[Start of INFORMATION GIVEN]
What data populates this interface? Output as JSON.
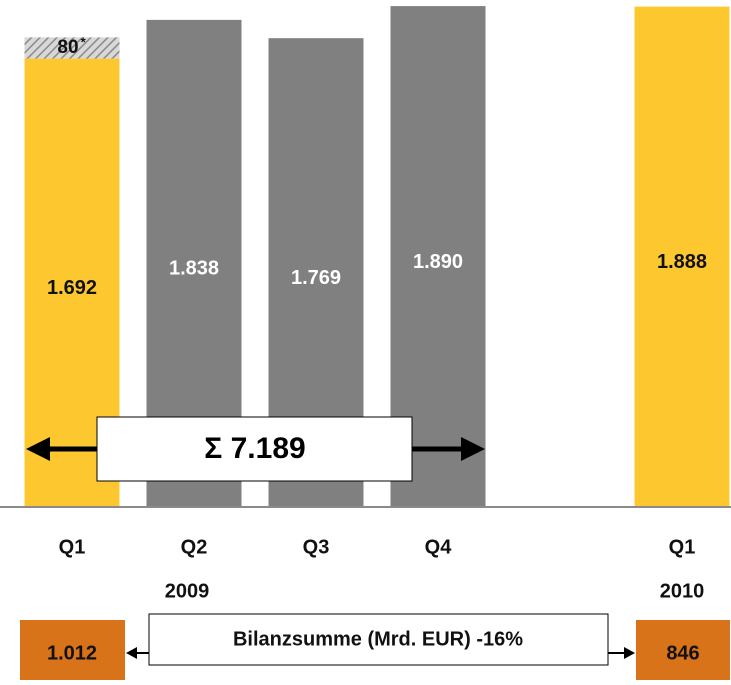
{
  "chart_data": {
    "type": "stacked_bar",
    "categories": [
      "Q1",
      "Q2",
      "Q3",
      "Q4",
      null,
      "Q1"
    ],
    "groups": [
      {
        "label": "2009",
        "from": 0,
        "to": 3
      },
      {
        "label": "2010",
        "from": 5,
        "to": 5
      }
    ],
    "series": [
      {
        "colors": [
          "#fdc82f",
          "#808080",
          "#808080",
          "#808080",
          null,
          "#fdc82f"
        ],
        "label_colors": [
          "#111111",
          "#ffffff",
          "#ffffff",
          "#ffffff",
          null,
          "#111111"
        ],
        "values": [
          1692,
          1838,
          1769,
          1890,
          null,
          1888
        ],
        "value_labels": [
          "1.692",
          "1.838",
          "1.769",
          "1.890",
          null,
          "1.888"
        ]
      },
      {
        "color": "hatched",
        "values": [
          80,
          null,
          null,
          null,
          null,
          null
        ],
        "value_labels": [
          "80",
          null,
          null,
          null,
          null,
          null
        ]
      }
    ],
    "footnote_mark": "*",
    "ylim": [
      0,
      1913
    ],
    "sum_annotation": "Σ 7.189",
    "balance": {
      "caption": "Bilanzsumme (Mrd. EUR) -16%",
      "left": "1.012",
      "right": "846",
      "color": "#d9731a"
    }
  }
}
[End of INFORMATION GIVEN]
## [REQUEST]
Except for the pictures, copy the material above exactly.

## [EXERCISE OUTPUT]
What data populates this interface? Output as JSON.
{
  "chart_data": {
    "type": "stacked_bar",
    "categories": [
      "Q1",
      "Q2",
      "Q3",
      "Q4",
      null,
      "Q1"
    ],
    "groups": [
      {
        "label": "2009",
        "from": 0,
        "to": 3
      },
      {
        "label": "2010",
        "from": 5,
        "to": 5
      }
    ],
    "series": [
      {
        "colors": [
          "#fdc82f",
          "#808080",
          "#808080",
          "#808080",
          null,
          "#fdc82f"
        ],
        "label_colors": [
          "#111111",
          "#ffffff",
          "#ffffff",
          "#ffffff",
          null,
          "#111111"
        ],
        "values": [
          1692,
          1838,
          1769,
          1890,
          null,
          1888
        ],
        "value_labels": [
          "1.692",
          "1.838",
          "1.769",
          "1.890",
          null,
          "1.888"
        ]
      },
      {
        "color": "hatched",
        "values": [
          80,
          null,
          null,
          null,
          null,
          null
        ],
        "value_labels": [
          "80",
          null,
          null,
          null,
          null,
          null
        ]
      }
    ],
    "footnote_mark": "*",
    "ylim": [
      0,
      1913
    ],
    "sum_annotation": "Σ 7.189",
    "balance": {
      "caption": "Bilanzsumme (Mrd. EUR) -16%",
      "left": "1.012",
      "right": "846",
      "color": "#d9731a"
    }
  }
}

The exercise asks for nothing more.